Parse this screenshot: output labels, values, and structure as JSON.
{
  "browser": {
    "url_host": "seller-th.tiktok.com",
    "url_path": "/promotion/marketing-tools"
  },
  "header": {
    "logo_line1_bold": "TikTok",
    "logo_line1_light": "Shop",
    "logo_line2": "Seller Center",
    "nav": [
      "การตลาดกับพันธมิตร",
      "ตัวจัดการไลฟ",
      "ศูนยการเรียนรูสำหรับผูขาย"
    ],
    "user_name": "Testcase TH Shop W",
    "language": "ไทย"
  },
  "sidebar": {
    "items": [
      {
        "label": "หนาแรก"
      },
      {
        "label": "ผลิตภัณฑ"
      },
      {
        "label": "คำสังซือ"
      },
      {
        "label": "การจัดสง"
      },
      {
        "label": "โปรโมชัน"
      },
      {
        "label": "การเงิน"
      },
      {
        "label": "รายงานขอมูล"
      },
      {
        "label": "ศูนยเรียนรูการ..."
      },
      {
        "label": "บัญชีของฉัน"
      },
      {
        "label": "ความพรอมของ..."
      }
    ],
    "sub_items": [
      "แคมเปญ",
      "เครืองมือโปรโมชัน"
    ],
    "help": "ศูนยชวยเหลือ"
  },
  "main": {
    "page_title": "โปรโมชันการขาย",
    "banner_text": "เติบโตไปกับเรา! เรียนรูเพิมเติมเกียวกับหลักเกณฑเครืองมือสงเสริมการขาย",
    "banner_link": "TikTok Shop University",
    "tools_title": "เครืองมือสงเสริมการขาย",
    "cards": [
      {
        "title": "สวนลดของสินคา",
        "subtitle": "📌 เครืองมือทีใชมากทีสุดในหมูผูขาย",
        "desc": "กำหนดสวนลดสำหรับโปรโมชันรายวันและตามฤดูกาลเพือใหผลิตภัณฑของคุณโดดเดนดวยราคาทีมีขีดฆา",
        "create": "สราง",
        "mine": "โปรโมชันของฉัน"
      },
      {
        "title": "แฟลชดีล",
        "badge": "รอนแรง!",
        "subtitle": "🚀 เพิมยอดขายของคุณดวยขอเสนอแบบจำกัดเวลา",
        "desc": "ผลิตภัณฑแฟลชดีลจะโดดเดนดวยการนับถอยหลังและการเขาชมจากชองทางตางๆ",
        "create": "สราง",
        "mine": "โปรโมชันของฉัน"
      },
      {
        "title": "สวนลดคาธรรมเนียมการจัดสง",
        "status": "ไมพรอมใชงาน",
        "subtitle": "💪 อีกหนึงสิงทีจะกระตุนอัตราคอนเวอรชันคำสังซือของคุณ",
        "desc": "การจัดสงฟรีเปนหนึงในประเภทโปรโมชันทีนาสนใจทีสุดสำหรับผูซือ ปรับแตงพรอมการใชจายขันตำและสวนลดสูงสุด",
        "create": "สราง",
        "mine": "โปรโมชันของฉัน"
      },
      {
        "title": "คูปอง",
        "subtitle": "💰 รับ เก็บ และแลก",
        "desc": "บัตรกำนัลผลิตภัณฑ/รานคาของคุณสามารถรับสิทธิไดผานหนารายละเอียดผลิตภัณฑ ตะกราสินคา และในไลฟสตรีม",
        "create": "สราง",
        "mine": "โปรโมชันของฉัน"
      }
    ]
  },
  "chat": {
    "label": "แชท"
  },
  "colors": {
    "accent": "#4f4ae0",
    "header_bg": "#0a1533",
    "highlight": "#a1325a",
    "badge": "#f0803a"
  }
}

What you are asked to do — Return the entries above exactly, each one complete.

Reply to the exercise —
Parse this screenshot: output labels, values, and structure as JSON.
{
  "browser": {
    "url_host": "seller-th.tiktok.com",
    "url_path": "/promotion/marketing-tools"
  },
  "header": {
    "logo_line1_bold": "TikTok",
    "logo_line1_light": "Shop",
    "logo_line2": "Seller Center",
    "nav": [
      "การตลาดกับพันธมิตร",
      "ตัวจัดการไลฟ",
      "ศูนยการเรียนรูสำหรับผูขาย"
    ],
    "user_name": "Testcase TH Shop W",
    "language": "ไทย"
  },
  "sidebar": {
    "items": [
      {
        "label": "หนาแรก"
      },
      {
        "label": "ผลิตภัณฑ"
      },
      {
        "label": "คำสังซือ"
      },
      {
        "label": "การจัดสง"
      },
      {
        "label": "โปรโมชัน"
      },
      {
        "label": "การเงิน"
      },
      {
        "label": "รายงานขอมูล"
      },
      {
        "label": "ศูนยเรียนรูการ..."
      },
      {
        "label": "บัญชีของฉัน"
      },
      {
        "label": "ความพรอมของ..."
      }
    ],
    "sub_items": [
      "แคมเปญ",
      "เครืองมือโปรโมชัน"
    ],
    "help": "ศูนยชวยเหลือ"
  },
  "main": {
    "page_title": "โปรโมชันการขาย",
    "banner_text": "เติบโตไปกับเรา! เรียนรูเพิมเติมเกียวกับหลักเกณฑเครืองมือสงเสริมการขาย",
    "banner_link": "TikTok Shop University",
    "tools_title": "เครืองมือสงเสริมการขาย",
    "cards": [
      {
        "title": "สวนลดของสินคา",
        "subtitle": "📌 เครืองมือทีใชมากทีสุดในหมูผูขาย",
        "desc": "กำหนดสวนลดสำหรับโปรโมชันรายวันและตามฤดูกาลเพือใหผลิตภัณฑของคุณโดดเดนดวยราคาทีมีขีดฆา",
        "create": "สราง",
        "mine": "โปรโมชันของฉัน"
      },
      {
        "title": "แฟลชดีล",
        "badge": "รอนแรง!",
        "subtitle": "🚀 เพิมยอดขายของคุณดวยขอเสนอแบบจำกัดเวลา",
        "desc": "ผลิตภัณฑแฟลชดีลจะโดดเดนดวยการนับถอยหลังและการเขาชมจากชองทางตางๆ",
        "create": "สราง",
        "mine": "โปรโมชันของฉัน"
      },
      {
        "title": "สวนลดคาธรรมเนียมการจัดสง",
        "status": "ไมพรอมใชงาน",
        "subtitle": "💪 อีกหนึงสิงทีจะกระตุนอัตราคอนเวอรชันคำสังซือของคุณ",
        "desc": "การจัดสงฟรีเปนหนึงในประเภทโปรโมชันทีนาสนใจทีสุดสำหรับผูซือ ปรับแตงพรอมการใชจายขันตำและสวนลดสูงสุด",
        "create": "สราง",
        "mine": "โปรโมชันของฉัน"
      },
      {
        "title": "คูปอง",
        "subtitle": "💰 รับ เก็บ และแลก",
        "desc": "บัตรกำนัลผลิตภัณฑ/รานคาของคุณสามารถรับสิทธิไดผานหนารายละเอียดผลิตภัณฑ ตะกราสินคา และในไลฟสตรีม",
        "create": "สราง",
        "mine": "โปรโมชันของฉัน"
      }
    ]
  },
  "chat": {
    "label": "แชท"
  },
  "colors": {
    "accent": "#4f4ae0",
    "header_bg": "#0a1533",
    "highlight": "#a1325a",
    "badge": "#f0803a"
  }
}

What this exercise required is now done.